----- Data entries -----

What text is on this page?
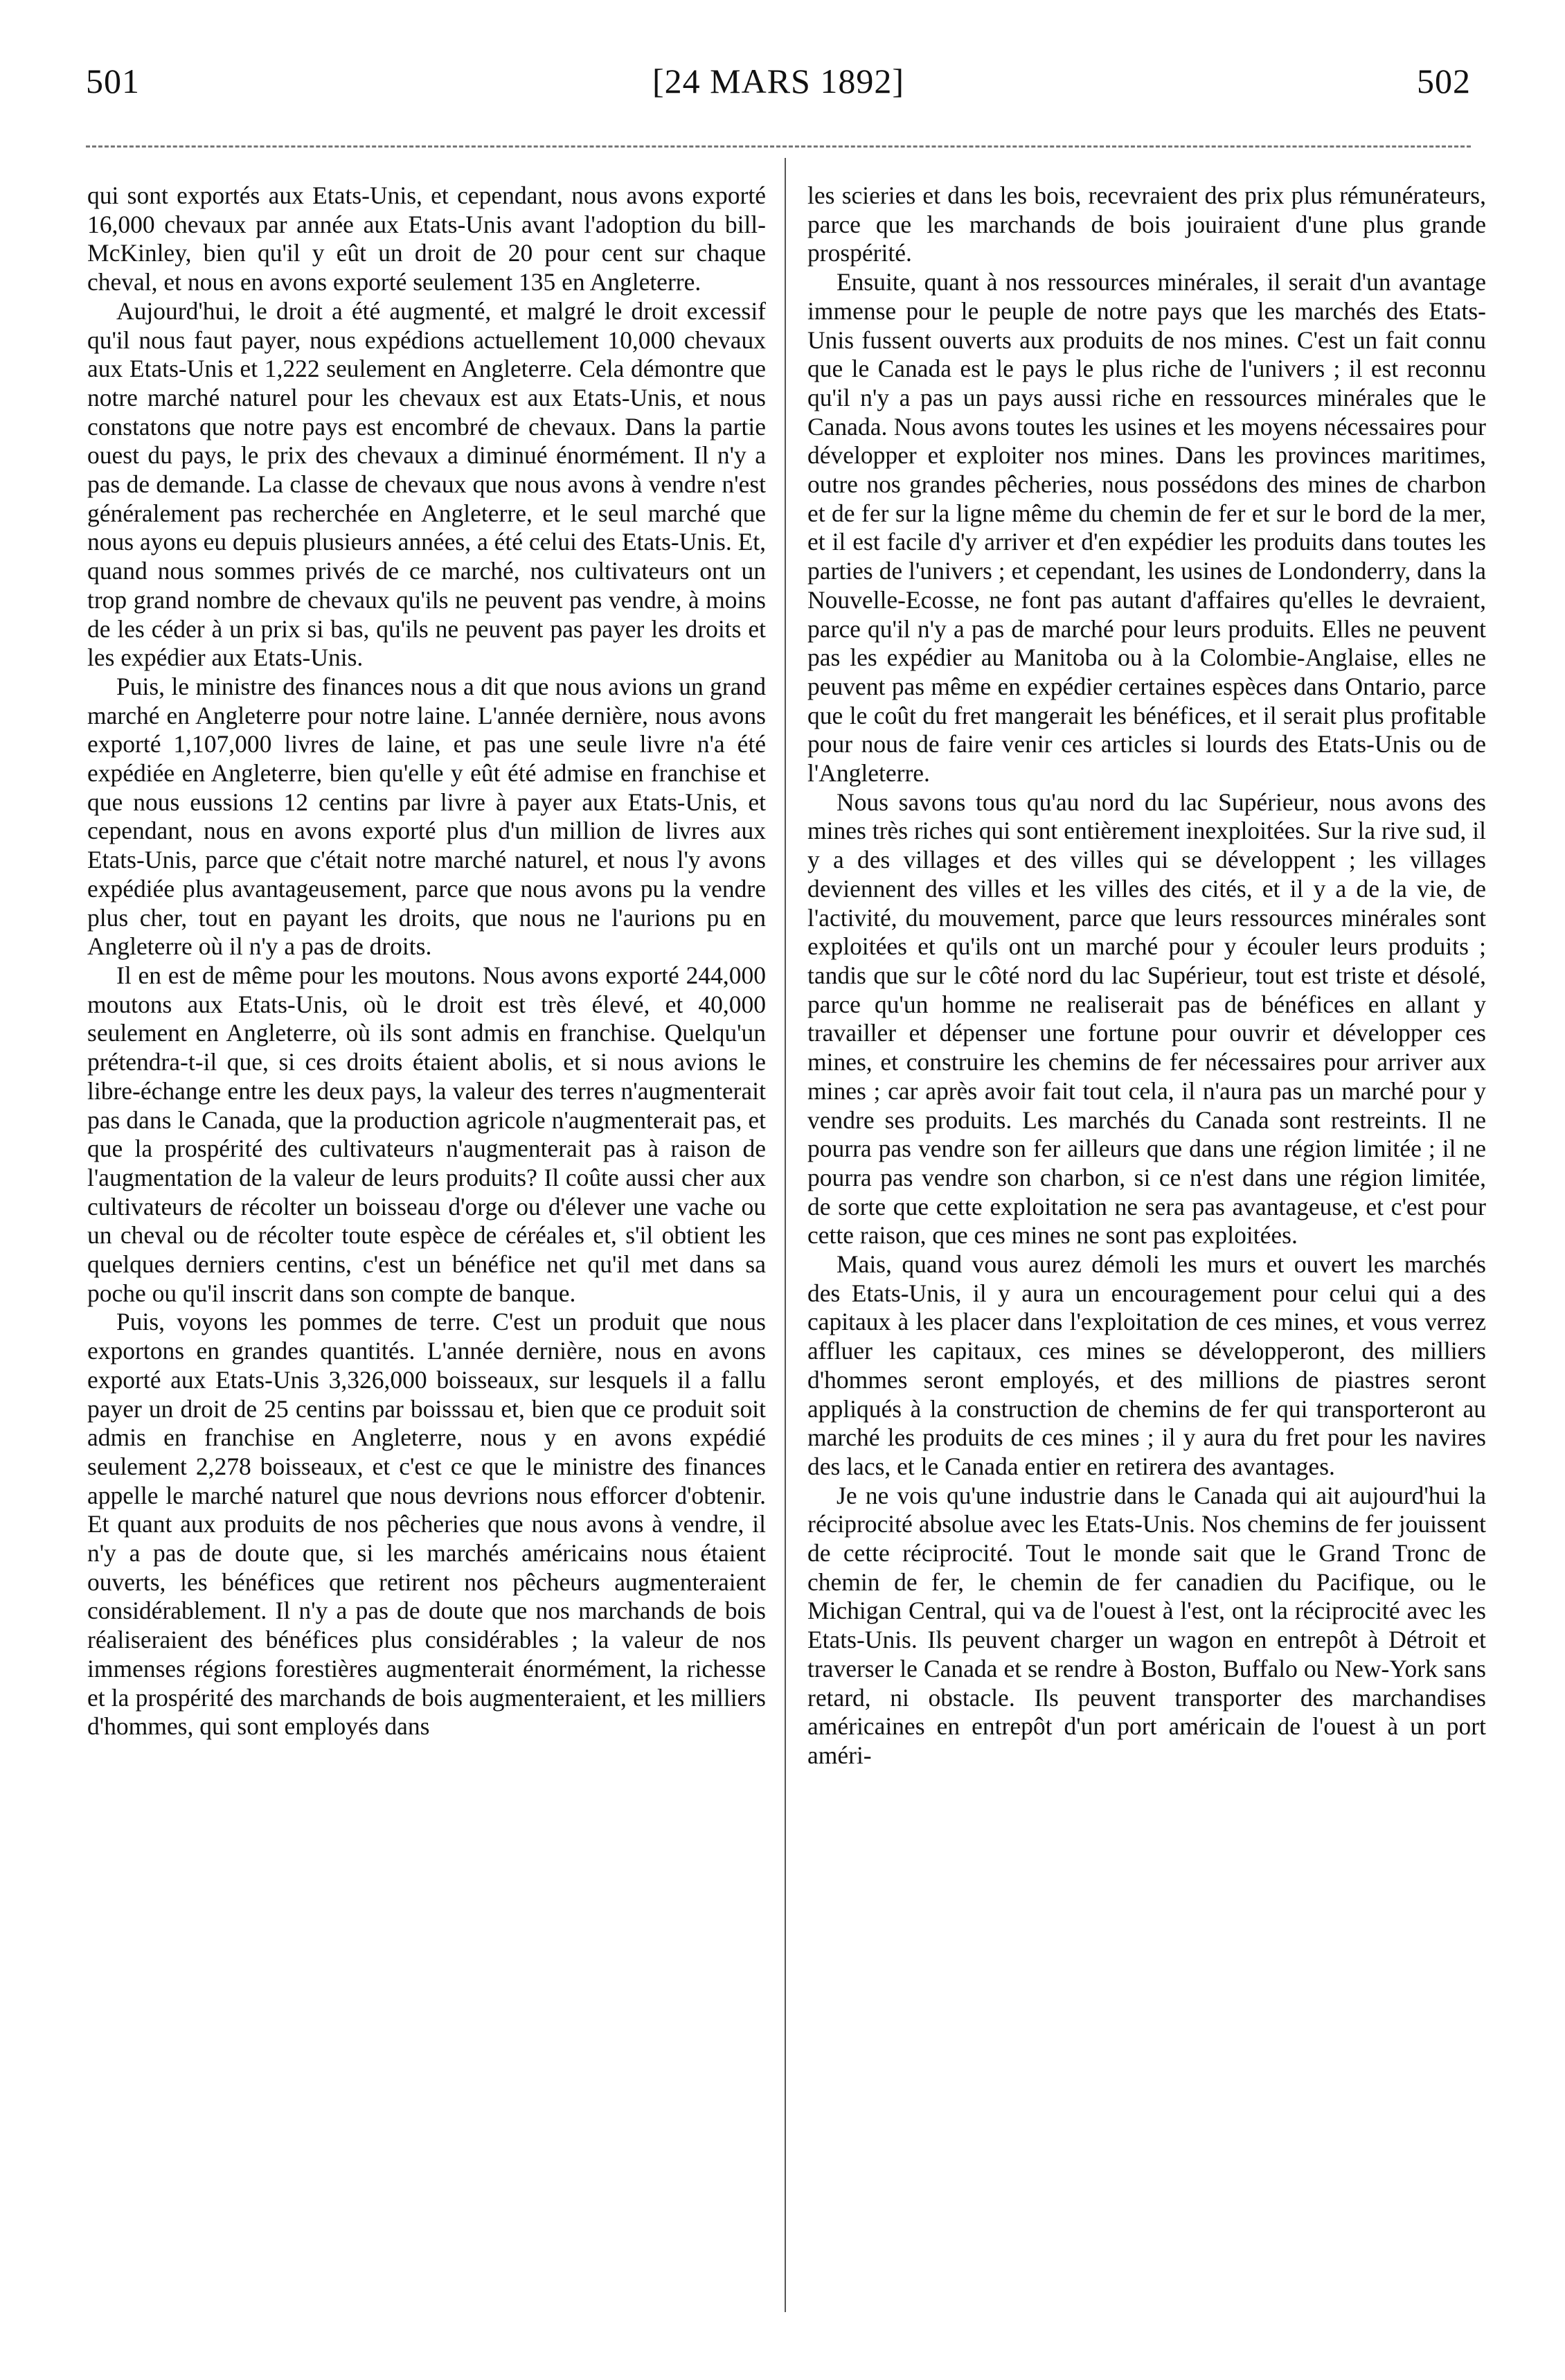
501	[24 MARS 1892]	502

qui sont exportés aux Etats-Unis, et cependant, nous avons exporté 16,000 chevaux par année aux Etats-Unis avant l'adoption du bill-McKinley, bien qu'il y eût un droit de 20 pour cent sur chaque cheval, et nous en avons exporté seulement 135 en Angleterre.

Aujourd'hui, le droit a été augmenté, et malgré le droit excessif qu'il nous faut payer, nous expédions actuellement 10,000 chevaux aux Etats-Unis et 1,222 seulement en Angleterre. Cela démontre que notre marché naturel pour les chevaux est aux Etats-Unis, et nous constatons que notre pays est encombré de chevaux. Dans la partie ouest du pays, le prix des chevaux a diminué énormément. Il n'y a pas de demande. La classe de chevaux que nous avons à vendre n'est généralement pas recherchée en Angleterre, et le seul marché que nous ayons eu depuis plusieurs années, a été celui des Etats-Unis. Et, quand nous sommes privés de ce marché, nos cultivateurs ont un trop grand nombre de chevaux qu'ils ne peuvent pas vendre, à moins de les céder à un prix si bas, qu'ils ne peuvent pas payer les droits et les expédier aux Etats-Unis.

Puis, le ministre des finances nous a dit que nous avions un grand marché en Angleterre pour notre laine. L'année dernière, nous avons exporté 1,107,000 livres de laine, et pas une seule livre n'a été expédiée en Angleterre, bien qu'elle y eût été admise en franchise et que nous eussions 12 centins par livre à payer aux Etats-Unis, et cependant, nous en avons exporté plus d'un million de livres aux Etats-Unis, parce que c'était notre marché naturel, et nous l'y avons expédiée plus avantageusement, parce que nous avons pu la vendre plus cher, tout en payant les droits, que nous ne l'aurions pu en Angleterre où il n'y a pas de droits.

Il en est de même pour les moutons. Nous avons exporté 244,000 moutons aux Etats-Unis, où le droit est très élevé, et 40,000 seulement en Angleterre, où ils sont admis en franchise. Quelqu'un prétendra-t-il que, si ces droits étaient abolis, et si nous avions le libre-échange entre les deux pays, la valeur des terres n'augmenterait pas dans le Canada, que la production agricole n'augmenterait pas, et que la prospérité des cultivateurs n'augmenterait pas à raison de l'augmentation de la valeur de leurs produits? Il coûte aussi cher aux cultivateurs de récolter un boisseau d'orge ou d'élever une vache ou un cheval ou de récolter toute espèce de céréales et, s'il obtient les quelques derniers centins, c'est un bénéfice net qu'il met dans sa poche ou qu'il inscrit dans son compte de banque.

Puis, voyons les pommes de terre. C'est un produit que nous exportons en grandes quantités. L'année dernière, nous en avons exporté aux Etats-Unis 3,326,000 boisseaux, sur lesquels il a fallu payer un droit de 25 centins par boisssau et, bien que ce produit soit admis en franchise en Angleterre, nous y en avons expédié seulement 2,278 boisseaux, et c'est ce que le ministre des finances appelle le marché naturel que nous devrions nous efforcer d'obtenir. Et quant aux produits de nos pêcheries que nous avons à vendre, il n'y a pas de doute que, si les marchés américains nous étaient ouverts, les bénéfices que retirent nos pêcheurs augmenteraient considérablement. Il n'y a pas de doute que nos marchands de bois réaliseraient des bénéfices plus considérables ; la valeur de nos immenses régions forestières augmenterait énormément, la richesse et la prospérité des marchands de bois augmenteraient, et les milliers d'hommes, qui sont employés dans

les scieries et dans les bois, recevraient des prix plus rémunérateurs, parce que les marchands de bois jouiraient d'une plus grande prospérité.

Ensuite, quant à nos ressources minérales, il serait d'un avantage immense pour le peuple de notre pays que les marchés des Etats-Unis fussent ouverts aux produits de nos mines. C'est un fait connu que le Canada est le pays le plus riche de l'univers ; il est reconnu qu'il n'y a pas un pays aussi riche en ressources minérales que le Canada. Nous avons toutes les usines et les moyens nécessaires pour développer et exploiter nos mines. Dans les provinces maritimes, outre nos grandes pêcheries, nous possédons des mines de charbon et de fer sur la ligne même du chemin de fer et sur le bord de la mer, et il est facile d'y arriver et d'en expédier les produits dans toutes les parties de l'univers ; et cependant, les usines de Londonderry, dans la Nouvelle-Ecosse, ne font pas autant d'affaires qu'elles le devraient, parce qu'il n'y a pas de marché pour leurs produits. Elles ne peuvent pas les expédier au Manitoba ou à la Colombie-Anglaise, elles ne peuvent pas même en expédier certaines espèces dans Ontario, parce que le coût du fret mangerait les bénéfices, et il serait plus profitable pour nous de faire venir ces articles si lourds des Etats-Unis ou de l'Angleterre.

Nous savons tous qu'au nord du lac Supérieur, nous avons des mines très riches qui sont entièrement inexploitées. Sur la rive sud, il y a des villages et des villes qui se développent ; les villages deviennent des villes et les villes des cités, et il y a de la vie, de l'activité, du mouvement, parce que leurs ressources minérales sont exploitées et qu'ils ont un marché pour y écouler leurs produits ; tandis que sur le côté nord du lac Supérieur, tout est triste et désolé, parce qu'un homme ne realiserait pas de bénéfices en allant y travailler et dépenser une fortune pour ouvrir et développer ces mines, et construire les chemins de fer nécessaires pour arriver aux mines ; car après avoir fait tout cela, il n'aura pas un marché pour y vendre ses produits. Les marchés du Canada sont restreints. Il ne pourra pas vendre son fer ailleurs que dans une région limitée ; il ne pourra pas vendre son charbon, si ce n'est dans une région limitée, de sorte que cette exploitation ne sera pas avantageuse, et c'est pour cette raison, que ces mines ne sont pas exploitées.

Mais, quand vous aurez démoli les murs et ouvert les marchés des Etats-Unis, il y aura un encouragement pour celui qui a des capitaux à les placer dans l'exploitation de ces mines, et vous verrez affluer les capitaux, ces mines se développeront, des milliers d'hommes seront employés, et des millions de piastres seront appliqués à la construction de chemins de fer qui transporteront au marché les produits de ces mines ; il y aura du fret pour les navires des lacs, et le Canada entier en retirera des avantages.

Je ne vois qu'une industrie dans le Canada qui ait aujourd'hui la réciprocité absolue avec les Etats-Unis. Nos chemins de fer jouissent de cette réciprocité. Tout le monde sait que le Grand Tronc de chemin de fer, le chemin de fer canadien du Pacifique, ou le Michigan Central, qui va de l'ouest à l'est, ont la réciprocité avec les Etats-Unis. Ils peuvent charger un wagon en entrepôt à Détroit et traverser le Canada et se rendre à Boston, Buffalo ou New-York sans retard, ni obstacle. Ils peuvent transporter des marchandises américaines en entrepôt d'un port américain de l'ouest à un port améri-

-----

What you need to do: Looking at the entries above, how many lines contain the word "chevaux"? Answer with the number alone.

Written response: 2